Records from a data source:
## START

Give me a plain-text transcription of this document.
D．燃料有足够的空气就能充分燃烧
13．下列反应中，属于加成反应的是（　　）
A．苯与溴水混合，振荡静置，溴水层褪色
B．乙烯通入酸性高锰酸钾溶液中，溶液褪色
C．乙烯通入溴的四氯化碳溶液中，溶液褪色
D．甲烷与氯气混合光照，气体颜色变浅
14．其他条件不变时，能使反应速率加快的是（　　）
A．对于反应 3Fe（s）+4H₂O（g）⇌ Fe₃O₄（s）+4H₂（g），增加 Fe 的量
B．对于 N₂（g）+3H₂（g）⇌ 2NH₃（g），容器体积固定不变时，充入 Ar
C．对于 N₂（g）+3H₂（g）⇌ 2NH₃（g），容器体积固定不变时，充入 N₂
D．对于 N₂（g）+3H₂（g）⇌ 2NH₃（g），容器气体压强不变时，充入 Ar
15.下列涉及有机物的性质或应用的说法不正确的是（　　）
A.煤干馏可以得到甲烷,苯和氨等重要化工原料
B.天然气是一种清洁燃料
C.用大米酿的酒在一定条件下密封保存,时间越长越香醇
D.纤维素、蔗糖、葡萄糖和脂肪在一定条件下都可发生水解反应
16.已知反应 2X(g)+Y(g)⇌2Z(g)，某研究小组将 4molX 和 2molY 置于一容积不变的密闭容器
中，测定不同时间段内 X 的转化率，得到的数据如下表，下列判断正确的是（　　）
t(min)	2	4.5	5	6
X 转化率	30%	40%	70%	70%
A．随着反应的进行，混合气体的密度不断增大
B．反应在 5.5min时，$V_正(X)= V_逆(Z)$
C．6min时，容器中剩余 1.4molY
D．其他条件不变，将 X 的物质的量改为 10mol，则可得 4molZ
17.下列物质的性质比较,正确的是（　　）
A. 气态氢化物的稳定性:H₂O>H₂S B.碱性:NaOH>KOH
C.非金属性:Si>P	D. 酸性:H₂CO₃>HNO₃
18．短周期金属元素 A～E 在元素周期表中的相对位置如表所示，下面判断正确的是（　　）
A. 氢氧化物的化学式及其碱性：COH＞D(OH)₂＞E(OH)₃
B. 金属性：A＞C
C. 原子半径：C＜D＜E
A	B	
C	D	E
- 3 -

## END

(WORK TO DO) State how many lines of the records above contain the word "容器体积固定不变时", giving only that number.

(WRITTEN SOLUTION) 2